[Start Raw records]

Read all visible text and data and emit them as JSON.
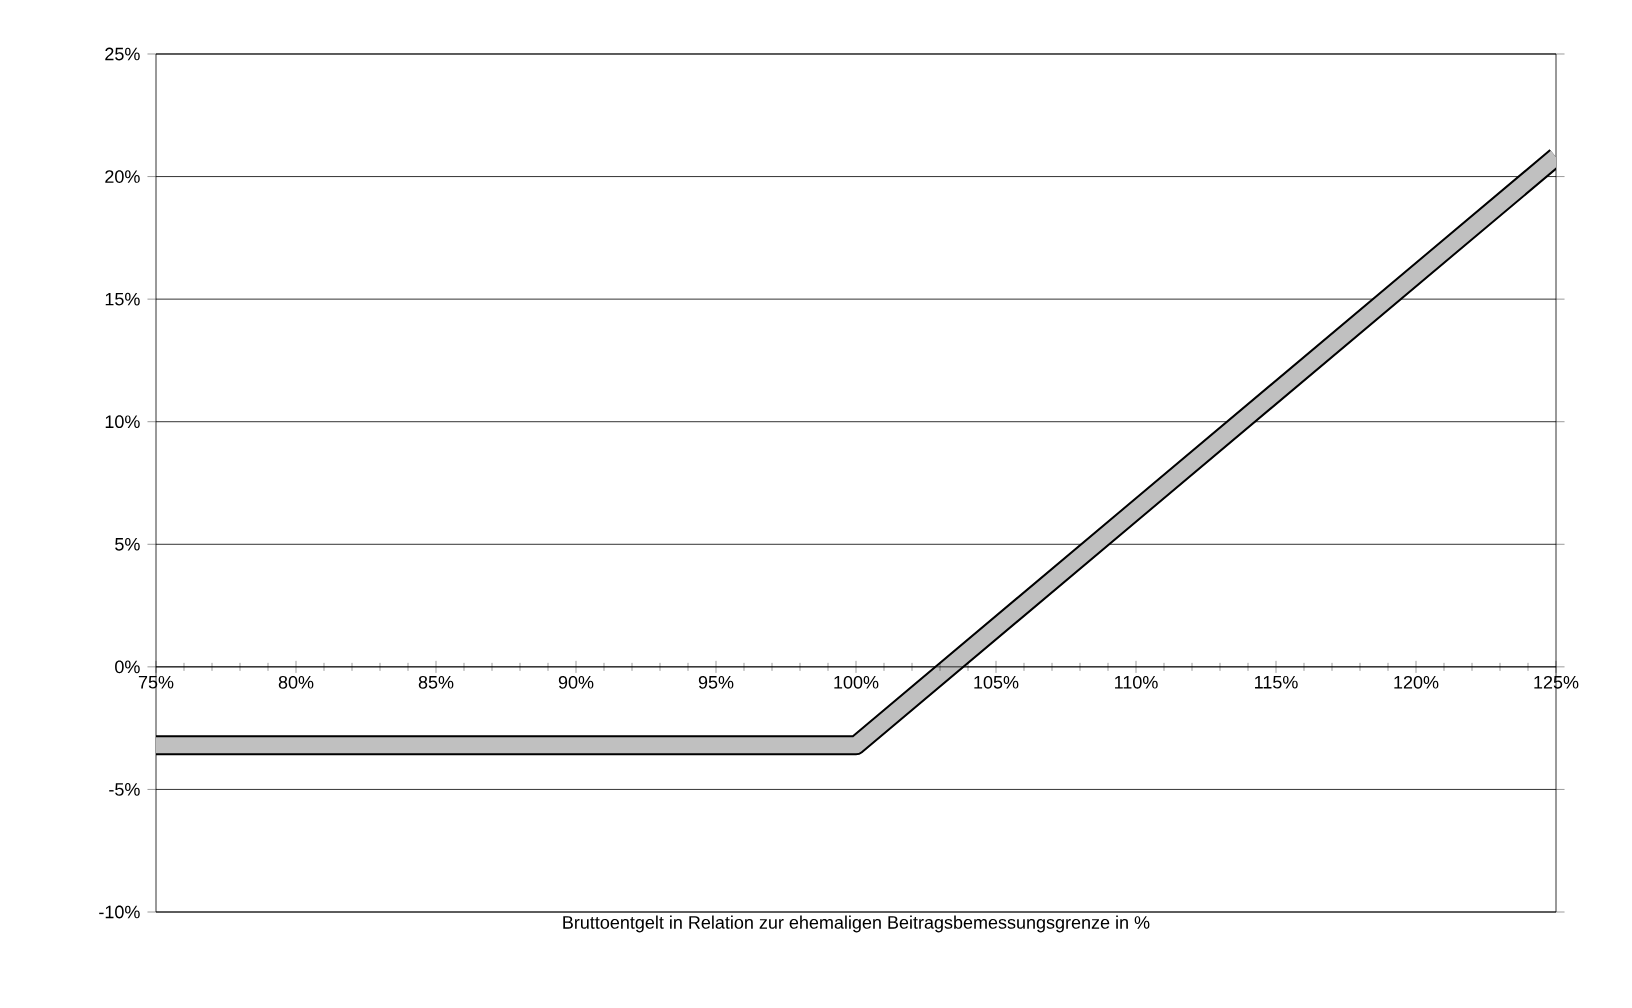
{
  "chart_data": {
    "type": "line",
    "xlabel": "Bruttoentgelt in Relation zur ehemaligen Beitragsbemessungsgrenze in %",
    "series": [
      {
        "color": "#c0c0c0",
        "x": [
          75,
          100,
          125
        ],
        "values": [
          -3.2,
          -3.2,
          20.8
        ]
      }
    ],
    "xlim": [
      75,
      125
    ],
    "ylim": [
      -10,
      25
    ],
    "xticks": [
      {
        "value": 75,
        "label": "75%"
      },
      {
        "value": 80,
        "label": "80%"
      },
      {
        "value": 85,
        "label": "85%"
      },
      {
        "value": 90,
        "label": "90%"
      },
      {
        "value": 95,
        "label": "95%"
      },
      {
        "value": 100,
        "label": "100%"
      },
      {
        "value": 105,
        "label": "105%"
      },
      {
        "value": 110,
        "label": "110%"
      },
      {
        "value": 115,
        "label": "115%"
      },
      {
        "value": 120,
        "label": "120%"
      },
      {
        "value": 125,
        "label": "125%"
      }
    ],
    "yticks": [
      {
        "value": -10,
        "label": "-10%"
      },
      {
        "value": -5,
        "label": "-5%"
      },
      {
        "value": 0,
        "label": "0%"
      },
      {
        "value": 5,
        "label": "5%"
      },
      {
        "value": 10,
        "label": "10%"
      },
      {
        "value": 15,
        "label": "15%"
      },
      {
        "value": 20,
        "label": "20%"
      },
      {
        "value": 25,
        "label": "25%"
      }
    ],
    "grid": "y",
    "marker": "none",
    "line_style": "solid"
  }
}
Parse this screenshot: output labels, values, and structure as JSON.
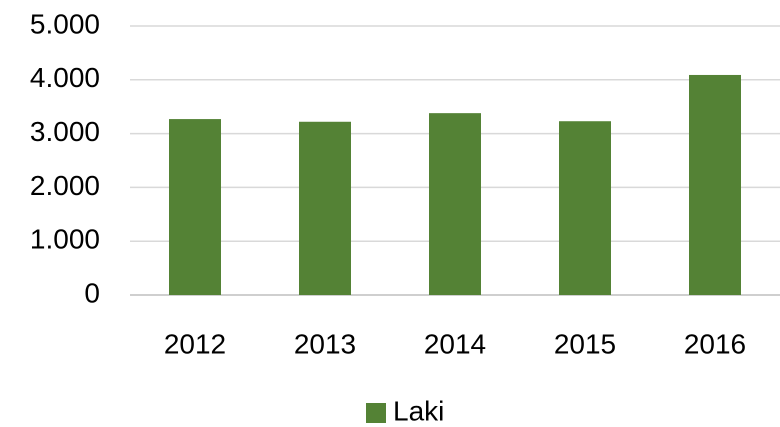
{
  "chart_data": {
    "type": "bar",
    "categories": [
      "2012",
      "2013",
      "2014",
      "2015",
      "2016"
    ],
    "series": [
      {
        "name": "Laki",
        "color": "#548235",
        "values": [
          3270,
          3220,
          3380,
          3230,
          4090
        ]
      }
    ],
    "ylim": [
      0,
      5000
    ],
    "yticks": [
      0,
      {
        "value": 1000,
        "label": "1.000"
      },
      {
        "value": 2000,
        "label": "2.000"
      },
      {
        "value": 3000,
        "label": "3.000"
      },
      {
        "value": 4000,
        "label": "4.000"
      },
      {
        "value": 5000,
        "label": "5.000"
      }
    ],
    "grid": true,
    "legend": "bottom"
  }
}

[End Raw records]

__Given request__
Gather each line holding the string "JSON".

__Answer to the problem__
Read all visible text and data and emit them as JSON.
Parse this screenshot: output labels, values, and structure as JSON.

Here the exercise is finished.